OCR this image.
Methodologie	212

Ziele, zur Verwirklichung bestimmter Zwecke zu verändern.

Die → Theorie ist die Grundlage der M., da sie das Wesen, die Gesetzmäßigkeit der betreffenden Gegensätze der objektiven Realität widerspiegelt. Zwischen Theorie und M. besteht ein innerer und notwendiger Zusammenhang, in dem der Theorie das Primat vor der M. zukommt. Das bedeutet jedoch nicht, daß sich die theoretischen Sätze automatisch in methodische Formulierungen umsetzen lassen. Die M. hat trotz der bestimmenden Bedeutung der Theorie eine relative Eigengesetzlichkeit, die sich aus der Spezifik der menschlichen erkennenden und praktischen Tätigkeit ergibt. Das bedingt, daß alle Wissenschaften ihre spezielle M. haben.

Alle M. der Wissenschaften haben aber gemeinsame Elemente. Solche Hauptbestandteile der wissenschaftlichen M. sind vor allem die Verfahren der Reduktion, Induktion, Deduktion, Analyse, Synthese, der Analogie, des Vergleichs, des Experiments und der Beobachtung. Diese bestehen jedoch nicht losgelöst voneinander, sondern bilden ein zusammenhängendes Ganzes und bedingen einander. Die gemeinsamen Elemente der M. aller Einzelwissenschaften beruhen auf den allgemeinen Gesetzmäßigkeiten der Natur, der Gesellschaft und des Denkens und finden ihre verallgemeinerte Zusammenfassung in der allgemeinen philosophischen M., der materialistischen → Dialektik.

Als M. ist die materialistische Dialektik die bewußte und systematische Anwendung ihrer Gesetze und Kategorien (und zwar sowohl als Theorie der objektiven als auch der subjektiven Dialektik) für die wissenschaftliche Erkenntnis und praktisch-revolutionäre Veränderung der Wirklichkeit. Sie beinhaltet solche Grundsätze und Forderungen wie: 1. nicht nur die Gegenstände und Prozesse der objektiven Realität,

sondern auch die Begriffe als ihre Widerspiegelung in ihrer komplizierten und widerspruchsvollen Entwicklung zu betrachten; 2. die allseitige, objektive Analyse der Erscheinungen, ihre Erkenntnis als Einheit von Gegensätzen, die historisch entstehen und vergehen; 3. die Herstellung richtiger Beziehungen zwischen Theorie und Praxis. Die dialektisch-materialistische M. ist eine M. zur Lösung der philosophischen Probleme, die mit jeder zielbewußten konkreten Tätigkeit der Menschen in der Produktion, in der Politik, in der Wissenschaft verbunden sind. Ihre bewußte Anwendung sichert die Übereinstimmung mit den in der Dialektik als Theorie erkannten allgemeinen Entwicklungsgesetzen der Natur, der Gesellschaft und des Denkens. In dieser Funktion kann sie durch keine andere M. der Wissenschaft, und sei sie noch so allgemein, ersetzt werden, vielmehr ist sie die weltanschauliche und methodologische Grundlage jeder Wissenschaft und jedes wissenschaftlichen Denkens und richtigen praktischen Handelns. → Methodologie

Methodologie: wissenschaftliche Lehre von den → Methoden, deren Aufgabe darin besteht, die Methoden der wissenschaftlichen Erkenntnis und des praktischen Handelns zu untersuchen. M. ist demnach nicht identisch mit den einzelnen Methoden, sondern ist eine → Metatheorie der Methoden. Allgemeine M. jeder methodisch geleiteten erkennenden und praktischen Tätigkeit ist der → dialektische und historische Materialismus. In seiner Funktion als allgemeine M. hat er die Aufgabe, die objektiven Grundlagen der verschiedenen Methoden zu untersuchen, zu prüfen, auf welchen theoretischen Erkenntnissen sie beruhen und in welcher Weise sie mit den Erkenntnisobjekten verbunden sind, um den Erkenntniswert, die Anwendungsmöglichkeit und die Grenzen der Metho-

* * * * * * *

**To be done**
Your task is to retype all the records above with nothing left out.

**Worked answer**
OCR this image.
Methodologie	212

Ziele, zur Verwirklichung bestimmter Zwecke zu verändern.

Die → Theorie ist die Grundlage der M., da sie das Wesen, die Gesetzmäßigkeit der betreffenden Gegensätze der objektiven Realität widerspiegelt. Zwischen Theorie und M. besteht ein innerer und notwendiger Zusammenhang, in dem der Theorie das Primat vor der M. zukommt. Das bedeutet jedoch nicht, daß sich die theoretischen Sätze automatisch in methodische Formulierungen umsetzen lassen. Die M. hat trotz der bestimmenden Bedeutung der Theorie eine relative Eigengesetzlichkeit, die sich aus der Spezifik der menschlichen erkennenden und praktischen Tätigkeit ergibt. Das bedingt, daß alle Wissenschaften ihre spezielle M. haben.

Alle M. der Wissenschaften haben aber gemeinsame Elemente. Solche Hauptbestandteile der wissenschaftlichen M. sind vor allem die Verfahren der Reduktion, Induktion, Deduktion, Analyse, Synthese, der Analogie, des Vergleichs, des Experiments und der Beobachtung. Diese bestehen jedoch nicht losgelöst voneinander, sondern bilden ein zusammenhängendes Ganzes und bedingen einander. Die gemeinsamen Elemente der M. aller Einzelwissenschaften beruhen auf den allgemeinen Gesetzmäßigkeiten der Natur, der Gesellschaft und des Denkens und finden ihre verallgemeinerte Zusammenfassung in der allgemeinen philosophischen M., der materialistischen → Dialektik.

Als M. ist die materialistische Dialektik die bewußte und systematische Anwendung ihrer Gesetze und Kategorien (und zwar sowohl als Theorie der objektiven als auch der subjektiven Dialektik) für die wissenschaftliche Erkenntnis und praktisch-revolutionäre Veränderung der Wirklichkeit. Sie beinhaltet solche Grundsätze und Forderungen wie: 1. nicht nur die Gegenstände und Prozesse der objektiven Realität,

sondern auch die Begriffe als ihre Widerspiegelung in ihrer komplizierten und widerspruchsvollen Entwicklung zu betrachten; 2. die allseitige, objektive Analyse der Erscheinungen, ihre Erkenntnis als Einheit von Gegensätzen, die historisch entstehen und vergehen; 3. die Herstellung richtiger Beziehungen zwischen Theorie und Praxis. Die dialektisch-materialistische M. ist eine M. zur Lösung der philosophischen Probleme, die mit jeder zielbewußten konkreten Tätigkeit der Menschen in der Produktion, in der Politik, in der Wissenschaft verbunden sind. Ihre bewußte Anwendung sichert die Übereinstimmung mit den in der Dialektik als Theorie erkannten allgemeinen Entwicklungsgesetzen der Natur, der Gesellschaft und des Denkens. In dieser Funktion kann sie durch keine andere M. der Wissenschaft, und sei sie noch so allgemein, ersetzt werden, vielmehr ist sie die weltanschauliche und methodologische Grundlage jeder Wissenschaft und jedes wissenschaftlichen Denkens und richtigen praktischen Handelns. → Methodologie

Methodologie: wissenschaftliche Lehre von den → Methoden, deren Aufgabe darin besteht, die Methoden der wissenschaftlichen Erkenntnis und des praktischen Handelns zu untersuchen. M. ist demnach nicht identisch mit den einzelnen Methoden, sondern ist eine → Metatheorie der Methoden. Allgemeine M. jeder methodisch geleiteten erkennenden und praktischen Tätigkeit ist der → dialektische und historische Materialismus. In seiner Funktion als allgemeine M. hat er die Aufgabe, die objektiven Grundlagen der verschiedenen Methoden zu untersuchen, zu prüfen, auf welchen theoretischen Erkenntnissen sie beruhen und in welcher Weise sie mit den Erkenntnisobjekten verbunden sind, um den Erkenntniswert, die Anwendungsmöglichkeit und die Grenzen der Metho-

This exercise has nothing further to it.